* **EXERCISE**
Report how many lines contain "name". Give the number and nothing else.

* **EXTRACTED INFORMATION**
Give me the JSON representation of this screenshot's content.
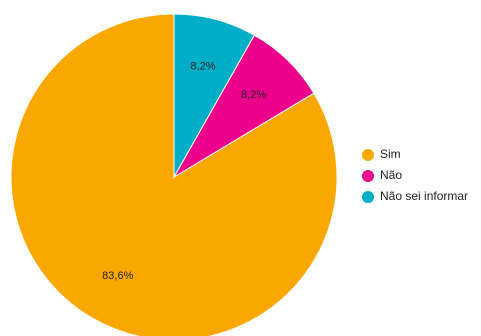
{
  "chart_data": {
    "type": "pie",
    "series": [
      {
        "name": "Sim",
        "value": 83.6,
        "label": "83,6%",
        "color": "#FAA700"
      },
      {
        "name": "Não",
        "value": 8.2,
        "label": "8,2%",
        "color": "#EC008C"
      },
      {
        "name": "Não sei informar",
        "value": 8.2,
        "label": "8,2%",
        "color": "#00AEC7"
      }
    ],
    "legend_position": "right",
    "start_direction": "top",
    "slice_order": "counter-clockwise"
  }
}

* **COMPLETE OUTPUT**
3